■ WHAT TO PRODUCE ■
Provide an exact reproduction of every entry.

■ DATASET CONTENT ■
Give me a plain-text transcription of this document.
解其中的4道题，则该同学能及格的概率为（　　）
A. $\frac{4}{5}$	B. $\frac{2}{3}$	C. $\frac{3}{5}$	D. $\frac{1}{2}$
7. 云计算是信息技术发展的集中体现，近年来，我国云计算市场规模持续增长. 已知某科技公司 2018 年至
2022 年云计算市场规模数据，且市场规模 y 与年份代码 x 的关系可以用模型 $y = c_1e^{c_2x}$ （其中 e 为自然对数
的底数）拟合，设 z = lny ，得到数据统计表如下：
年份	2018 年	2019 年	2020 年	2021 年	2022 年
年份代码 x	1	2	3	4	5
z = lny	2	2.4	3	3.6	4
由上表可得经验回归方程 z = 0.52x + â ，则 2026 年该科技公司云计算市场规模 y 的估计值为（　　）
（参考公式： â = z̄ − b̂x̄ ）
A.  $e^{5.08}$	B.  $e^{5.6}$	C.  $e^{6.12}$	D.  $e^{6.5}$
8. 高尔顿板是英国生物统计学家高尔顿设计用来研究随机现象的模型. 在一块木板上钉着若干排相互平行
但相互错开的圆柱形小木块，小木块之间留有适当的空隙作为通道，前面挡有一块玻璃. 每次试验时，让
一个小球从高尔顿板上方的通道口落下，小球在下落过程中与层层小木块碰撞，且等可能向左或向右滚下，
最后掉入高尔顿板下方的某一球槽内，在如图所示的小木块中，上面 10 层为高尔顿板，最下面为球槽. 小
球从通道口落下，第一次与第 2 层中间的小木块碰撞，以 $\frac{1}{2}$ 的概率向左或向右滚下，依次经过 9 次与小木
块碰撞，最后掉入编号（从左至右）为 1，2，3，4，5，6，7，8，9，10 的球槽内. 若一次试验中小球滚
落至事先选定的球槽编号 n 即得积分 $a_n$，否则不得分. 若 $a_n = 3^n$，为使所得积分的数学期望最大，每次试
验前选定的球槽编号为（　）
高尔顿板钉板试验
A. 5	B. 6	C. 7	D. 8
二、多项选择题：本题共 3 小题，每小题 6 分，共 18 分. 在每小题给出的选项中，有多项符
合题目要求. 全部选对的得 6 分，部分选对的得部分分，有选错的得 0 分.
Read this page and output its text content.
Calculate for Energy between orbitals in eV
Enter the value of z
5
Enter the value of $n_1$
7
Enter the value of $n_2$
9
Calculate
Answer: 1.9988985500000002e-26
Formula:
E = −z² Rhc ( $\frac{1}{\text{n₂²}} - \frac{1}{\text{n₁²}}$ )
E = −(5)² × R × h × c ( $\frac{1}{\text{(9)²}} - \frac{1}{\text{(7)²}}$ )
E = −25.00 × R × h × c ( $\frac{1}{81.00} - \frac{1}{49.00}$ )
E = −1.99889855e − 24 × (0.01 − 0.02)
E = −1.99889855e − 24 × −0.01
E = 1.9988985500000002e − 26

■ ANSWER TO THIS EXERCISE ■
Give me a plain-text transcription of this document.
解其中的4道题，则该同学能及格的概率为（　　）
A. $\frac{4}{5}$	B. $\frac{2}{3}$	C. $\frac{3}{5}$	D. $\frac{1}{2}$
7. 云计算是信息技术发展的集中体现，近年来，我国云计算市场规模持续增长. 已知某科技公司 2018 年至
2022 年云计算市场规模数据，且市场规模 y 与年份代码 x 的关系可以用模型 $y = c_1e^{c_2x}$ （其中 e 为自然对数
的底数）拟合，设 z = lny ，得到数据统计表如下：
年份	2018 年	2019 年	2020 年	2021 年	2022 年
年份代码 x	1	2	3	4	5
z = lny	2	2.4	3	3.6	4
由上表可得经验回归方程 z = 0.52x + â ，则 2026 年该科技公司云计算市场规模 y 的估计值为（　　）
（参考公式： â = z̄ − b̂x̄ ）
A.  $e^{5.08}$	B.  $e^{5.6}$	C.  $e^{6.12}$	D.  $e^{6.5}$
8. 高尔顿板是英国生物统计学家高尔顿设计用来研究随机现象的模型. 在一块木板上钉着若干排相互平行
但相互错开的圆柱形小木块，小木块之间留有适当的空隙作为通道，前面挡有一块玻璃. 每次试验时，让
一个小球从高尔顿板上方的通道口落下，小球在下落过程中与层层小木块碰撞，且等可能向左或向右滚下，
最后掉入高尔顿板下方的某一球槽内，在如图所示的小木块中，上面 10 层为高尔顿板，最下面为球槽. 小
球从通道口落下，第一次与第 2 层中间的小木块碰撞，以 $\frac{1}{2}$ 的概率向左或向右滚下，依次经过 9 次与小木
块碰撞，最后掉入编号（从左至右）为 1，2，3，4，5，6，7，8，9，10 的球槽内. 若一次试验中小球滚
落至事先选定的球槽编号 n 即得积分 $a_n$，否则不得分. 若 $a_n = 3^n$，为使所得积分的数学期望最大，每次试
验前选定的球槽编号为（　）
高尔顿板钉板试验
A. 5	B. 6	C. 7	D. 8
二、多项选择题：本题共 3 小题，每小题 6 分，共 18 分. 在每小题给出的选项中，有多项符
合题目要求. 全部选对的得 6 分，部分选对的得部分分，有选错的得 0 分.
Read this page and output its text content.
Calculate for Energy between orbitals in eV
Enter the value of z
5
Enter the value of $n_1$
7
Enter the value of $n_2$
9
Calculate
Answer: 1.9988985500000002e-26
Formula:
E = −z² Rhc ( $\frac{1}{\text{n₂²}} - \frac{1}{\text{n₁²}}$ )
E = −(5)² × R × h × c ( $\frac{1}{\text{(9)²}} - \frac{1}{\text{(7)²}}$ )
E = −25.00 × R × h × c ( $\frac{1}{81.00} - \frac{1}{49.00}$ )
E = −1.99889855e − 24 × (0.01 − 0.02)
E = −1.99889855e − 24 × −0.01
E = 1.9988985500000002e − 26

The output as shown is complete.